## Begin
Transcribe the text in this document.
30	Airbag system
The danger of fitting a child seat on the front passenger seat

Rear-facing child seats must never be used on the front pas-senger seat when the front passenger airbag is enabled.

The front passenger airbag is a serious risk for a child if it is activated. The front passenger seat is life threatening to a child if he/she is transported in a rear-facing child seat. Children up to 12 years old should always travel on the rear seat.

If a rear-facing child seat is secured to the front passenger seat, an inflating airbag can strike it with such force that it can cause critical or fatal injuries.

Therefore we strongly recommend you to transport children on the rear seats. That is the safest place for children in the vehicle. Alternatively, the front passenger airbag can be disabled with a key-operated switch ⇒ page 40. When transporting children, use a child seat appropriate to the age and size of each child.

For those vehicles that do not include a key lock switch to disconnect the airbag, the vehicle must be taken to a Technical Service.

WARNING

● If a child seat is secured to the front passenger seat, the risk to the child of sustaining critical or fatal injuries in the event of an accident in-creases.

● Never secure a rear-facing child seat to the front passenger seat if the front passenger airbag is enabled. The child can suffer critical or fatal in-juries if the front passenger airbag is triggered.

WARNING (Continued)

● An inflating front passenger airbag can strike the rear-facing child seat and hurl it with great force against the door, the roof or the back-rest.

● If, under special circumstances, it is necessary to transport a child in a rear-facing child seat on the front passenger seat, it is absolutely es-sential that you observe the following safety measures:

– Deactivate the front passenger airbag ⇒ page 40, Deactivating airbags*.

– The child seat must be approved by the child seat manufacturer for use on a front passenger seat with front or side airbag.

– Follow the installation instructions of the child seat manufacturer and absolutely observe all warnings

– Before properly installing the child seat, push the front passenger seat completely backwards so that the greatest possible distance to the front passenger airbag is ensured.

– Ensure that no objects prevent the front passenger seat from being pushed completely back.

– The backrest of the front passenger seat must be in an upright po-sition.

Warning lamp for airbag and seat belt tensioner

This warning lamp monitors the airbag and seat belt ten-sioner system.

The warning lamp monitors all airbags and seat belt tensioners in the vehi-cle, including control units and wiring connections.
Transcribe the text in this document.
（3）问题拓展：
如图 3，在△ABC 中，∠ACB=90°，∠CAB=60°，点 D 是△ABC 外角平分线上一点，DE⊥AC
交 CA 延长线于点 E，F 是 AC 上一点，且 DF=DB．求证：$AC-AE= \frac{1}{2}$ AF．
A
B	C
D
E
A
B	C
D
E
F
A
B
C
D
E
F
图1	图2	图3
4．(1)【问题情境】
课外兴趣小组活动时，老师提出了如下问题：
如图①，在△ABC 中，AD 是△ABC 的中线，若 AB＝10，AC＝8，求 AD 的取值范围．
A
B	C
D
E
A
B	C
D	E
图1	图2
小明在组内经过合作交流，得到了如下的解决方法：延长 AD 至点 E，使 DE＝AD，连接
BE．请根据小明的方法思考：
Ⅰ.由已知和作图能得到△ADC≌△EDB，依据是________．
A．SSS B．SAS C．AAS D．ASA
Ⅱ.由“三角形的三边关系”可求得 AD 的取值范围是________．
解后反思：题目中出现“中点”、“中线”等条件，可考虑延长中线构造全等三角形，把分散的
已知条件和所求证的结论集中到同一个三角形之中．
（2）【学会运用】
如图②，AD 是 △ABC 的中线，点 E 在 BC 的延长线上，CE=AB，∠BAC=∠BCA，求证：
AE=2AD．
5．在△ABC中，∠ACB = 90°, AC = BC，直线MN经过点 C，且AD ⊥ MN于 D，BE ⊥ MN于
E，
## End
Each line must be given again exactly as written above.

> [Answer to this exercise]
Transcribe the text in this document.
30	Airbag system
The danger of fitting a child seat on the front passenger seat

Rear-facing child seats must never be used on the front pas-senger seat when the front passenger airbag is enabled.

The front passenger airbag is a serious risk for a child if it is activated. The front passenger seat is life threatening to a child if he/she is transported in a rear-facing child seat. Children up to 12 years old should always travel on the rear seat.

If a rear-facing child seat is secured to the front passenger seat, an inflating airbag can strike it with such force that it can cause critical or fatal injuries.

Therefore we strongly recommend you to transport children on the rear seats. That is the safest place for children in the vehicle. Alternatively, the front passenger airbag can be disabled with a key-operated switch ⇒ page 40. When transporting children, use a child seat appropriate to the age and size of each child.

For those vehicles that do not include a key lock switch to disconnect the airbag, the vehicle must be taken to a Technical Service.

WARNING

● If a child seat is secured to the front passenger seat, the risk to the child of sustaining critical or fatal injuries in the event of an accident in-creases.

● Never secure a rear-facing child seat to the front passenger seat if the front passenger airbag is enabled. The child can suffer critical or fatal in-juries if the front passenger airbag is triggered.

WARNING (Continued)

● An inflating front passenger airbag can strike the rear-facing child seat and hurl it with great force against the door, the roof or the back-rest.

● If, under special circumstances, it is necessary to transport a child in a rear-facing child seat on the front passenger seat, it is absolutely es-sential that you observe the following safety measures:

– Deactivate the front passenger airbag ⇒ page 40, Deactivating airbags*.

– The child seat must be approved by the child seat manufacturer for use on a front passenger seat with front or side airbag.

– Follow the installation instructions of the child seat manufacturer and absolutely observe all warnings

– Before properly installing the child seat, push the front passenger seat completely backwards so that the greatest possible distance to the front passenger airbag is ensured.

– Ensure that no objects prevent the front passenger seat from being pushed completely back.

– The backrest of the front passenger seat must be in an upright po-sition.

Warning lamp for airbag and seat belt tensioner

This warning lamp monitors the airbag and seat belt ten-sioner system.

The warning lamp monitors all airbags and seat belt tensioners in the vehi-cle, including control units and wiring connections.
Transcribe the text in this document.
（3）问题拓展：
如图 3，在△ABC 中，∠ACB=90°，∠CAB=60°，点 D 是△ABC 外角平分线上一点，DE⊥AC
交 CA 延长线于点 E，F 是 AC 上一点，且 DF=DB．求证：$AC-AE= \frac{1}{2}$ AF．
A
B	C
D
E
A
B	C
D
E
F
A
B
C
D
E
F
图1	图2	图3
4．(1)【问题情境】
课外兴趣小组活动时，老师提出了如下问题：
如图①，在△ABC 中，AD 是△ABC 的中线，若 AB＝10，AC＝8，求 AD 的取值范围．
A
B	C
D
E
A
B	C
D	E
图1	图2
小明在组内经过合作交流，得到了如下的解决方法：延长 AD 至点 E，使 DE＝AD，连接
BE．请根据小明的方法思考：
Ⅰ.由已知和作图能得到△ADC≌△EDB，依据是________．
A．SSS B．SAS C．AAS D．ASA
Ⅱ.由“三角形的三边关系”可求得 AD 的取值范围是________．
解后反思：题目中出现“中点”、“中线”等条件，可考虑延长中线构造全等三角形，把分散的
已知条件和所求证的结论集中到同一个三角形之中．
（2）【学会运用】
如图②，AD 是 △ABC 的中线，点 E 在 BC 的延长线上，CE=AB，∠BAC=∠BCA，求证：
AE=2AD．
5．在△ABC中，∠ACB = 90°, AC = BC，直线MN经过点 C，且AD ⊥ MN于 D，BE ⊥ MN于
E，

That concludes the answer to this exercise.